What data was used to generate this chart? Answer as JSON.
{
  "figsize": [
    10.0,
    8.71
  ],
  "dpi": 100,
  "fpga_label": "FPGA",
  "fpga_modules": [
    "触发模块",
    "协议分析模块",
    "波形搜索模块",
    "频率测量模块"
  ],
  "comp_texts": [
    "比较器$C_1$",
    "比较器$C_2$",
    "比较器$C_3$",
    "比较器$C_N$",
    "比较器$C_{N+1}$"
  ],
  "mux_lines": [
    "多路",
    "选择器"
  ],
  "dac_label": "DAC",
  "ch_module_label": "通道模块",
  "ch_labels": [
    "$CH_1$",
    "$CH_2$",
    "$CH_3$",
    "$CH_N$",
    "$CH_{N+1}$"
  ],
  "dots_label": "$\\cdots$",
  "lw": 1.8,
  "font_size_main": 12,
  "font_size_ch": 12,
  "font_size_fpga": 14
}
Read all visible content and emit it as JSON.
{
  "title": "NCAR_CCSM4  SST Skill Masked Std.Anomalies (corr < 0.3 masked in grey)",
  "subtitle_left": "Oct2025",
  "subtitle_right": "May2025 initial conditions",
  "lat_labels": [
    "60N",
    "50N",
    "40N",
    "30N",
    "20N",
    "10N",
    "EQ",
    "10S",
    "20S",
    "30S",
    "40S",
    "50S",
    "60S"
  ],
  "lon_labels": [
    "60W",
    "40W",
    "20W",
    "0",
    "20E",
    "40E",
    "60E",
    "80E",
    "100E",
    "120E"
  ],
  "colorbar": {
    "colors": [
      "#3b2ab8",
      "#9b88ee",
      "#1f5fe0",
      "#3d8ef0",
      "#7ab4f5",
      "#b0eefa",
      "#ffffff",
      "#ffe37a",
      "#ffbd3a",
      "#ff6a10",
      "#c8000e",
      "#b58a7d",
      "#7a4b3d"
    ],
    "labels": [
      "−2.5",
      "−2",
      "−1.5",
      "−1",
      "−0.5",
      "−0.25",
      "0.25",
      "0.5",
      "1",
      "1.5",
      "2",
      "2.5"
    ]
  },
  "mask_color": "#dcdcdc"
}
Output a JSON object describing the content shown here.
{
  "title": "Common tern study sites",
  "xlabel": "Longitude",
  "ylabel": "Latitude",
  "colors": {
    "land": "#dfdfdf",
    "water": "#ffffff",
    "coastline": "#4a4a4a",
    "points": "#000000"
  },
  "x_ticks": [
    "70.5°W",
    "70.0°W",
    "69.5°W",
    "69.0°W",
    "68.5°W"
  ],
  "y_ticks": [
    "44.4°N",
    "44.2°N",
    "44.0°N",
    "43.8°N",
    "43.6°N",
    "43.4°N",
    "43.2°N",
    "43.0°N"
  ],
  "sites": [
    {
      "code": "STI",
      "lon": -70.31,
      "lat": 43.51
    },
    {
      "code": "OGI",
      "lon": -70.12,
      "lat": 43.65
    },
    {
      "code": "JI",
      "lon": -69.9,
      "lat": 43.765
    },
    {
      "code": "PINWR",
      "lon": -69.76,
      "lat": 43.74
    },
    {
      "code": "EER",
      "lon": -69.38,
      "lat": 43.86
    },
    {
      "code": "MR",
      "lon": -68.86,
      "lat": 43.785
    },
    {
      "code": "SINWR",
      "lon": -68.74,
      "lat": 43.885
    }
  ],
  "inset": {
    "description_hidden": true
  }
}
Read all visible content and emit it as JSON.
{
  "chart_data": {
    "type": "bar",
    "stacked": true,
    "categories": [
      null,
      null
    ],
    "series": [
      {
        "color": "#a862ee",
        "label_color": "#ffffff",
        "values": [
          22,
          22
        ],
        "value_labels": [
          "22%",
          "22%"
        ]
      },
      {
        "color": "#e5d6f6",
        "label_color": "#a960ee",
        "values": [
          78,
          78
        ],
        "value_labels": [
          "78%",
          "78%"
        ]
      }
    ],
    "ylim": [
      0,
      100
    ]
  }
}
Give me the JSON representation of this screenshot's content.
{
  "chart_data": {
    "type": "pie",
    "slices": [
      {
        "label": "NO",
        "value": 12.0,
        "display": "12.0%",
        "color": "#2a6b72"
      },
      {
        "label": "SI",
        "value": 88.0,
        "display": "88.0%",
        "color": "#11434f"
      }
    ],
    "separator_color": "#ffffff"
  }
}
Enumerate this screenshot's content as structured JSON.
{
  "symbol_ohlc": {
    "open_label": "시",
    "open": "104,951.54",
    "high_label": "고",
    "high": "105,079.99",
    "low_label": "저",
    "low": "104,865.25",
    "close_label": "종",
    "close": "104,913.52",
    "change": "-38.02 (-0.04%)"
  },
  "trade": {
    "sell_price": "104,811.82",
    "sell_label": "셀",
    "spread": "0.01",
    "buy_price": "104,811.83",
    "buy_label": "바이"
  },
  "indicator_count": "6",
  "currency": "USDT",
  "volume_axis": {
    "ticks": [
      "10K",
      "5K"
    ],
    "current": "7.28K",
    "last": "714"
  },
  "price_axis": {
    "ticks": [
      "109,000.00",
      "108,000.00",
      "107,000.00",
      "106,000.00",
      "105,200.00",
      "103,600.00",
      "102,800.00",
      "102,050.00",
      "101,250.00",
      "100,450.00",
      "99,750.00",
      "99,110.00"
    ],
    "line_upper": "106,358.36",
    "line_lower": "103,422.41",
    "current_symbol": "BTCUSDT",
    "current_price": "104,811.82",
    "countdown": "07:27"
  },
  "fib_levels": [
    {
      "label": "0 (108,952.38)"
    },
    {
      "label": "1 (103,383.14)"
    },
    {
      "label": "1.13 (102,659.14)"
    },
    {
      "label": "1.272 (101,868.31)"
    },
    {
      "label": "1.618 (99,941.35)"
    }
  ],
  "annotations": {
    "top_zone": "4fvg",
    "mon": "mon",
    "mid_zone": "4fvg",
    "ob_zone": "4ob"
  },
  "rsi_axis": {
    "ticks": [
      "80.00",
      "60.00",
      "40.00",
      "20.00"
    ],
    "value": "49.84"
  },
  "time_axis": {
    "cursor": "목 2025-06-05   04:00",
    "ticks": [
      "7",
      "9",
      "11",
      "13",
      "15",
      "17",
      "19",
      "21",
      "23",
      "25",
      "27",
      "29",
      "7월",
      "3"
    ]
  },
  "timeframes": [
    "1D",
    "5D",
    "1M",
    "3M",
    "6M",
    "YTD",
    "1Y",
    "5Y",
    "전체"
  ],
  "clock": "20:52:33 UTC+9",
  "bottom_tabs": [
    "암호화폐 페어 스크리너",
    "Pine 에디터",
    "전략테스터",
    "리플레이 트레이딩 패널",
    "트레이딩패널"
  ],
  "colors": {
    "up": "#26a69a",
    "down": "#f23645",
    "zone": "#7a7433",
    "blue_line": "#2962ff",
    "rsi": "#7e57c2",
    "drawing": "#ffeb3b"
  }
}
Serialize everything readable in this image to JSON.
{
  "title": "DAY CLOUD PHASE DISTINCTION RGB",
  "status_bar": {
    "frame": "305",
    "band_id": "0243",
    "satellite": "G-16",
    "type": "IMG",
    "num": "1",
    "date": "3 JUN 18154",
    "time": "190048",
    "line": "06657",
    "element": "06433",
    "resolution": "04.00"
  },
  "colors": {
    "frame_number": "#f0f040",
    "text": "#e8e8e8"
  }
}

Problem to work on
Pick out the lines that include the word "true" and write them out.

Response below
    "description_hidden": true
    "stacked": true,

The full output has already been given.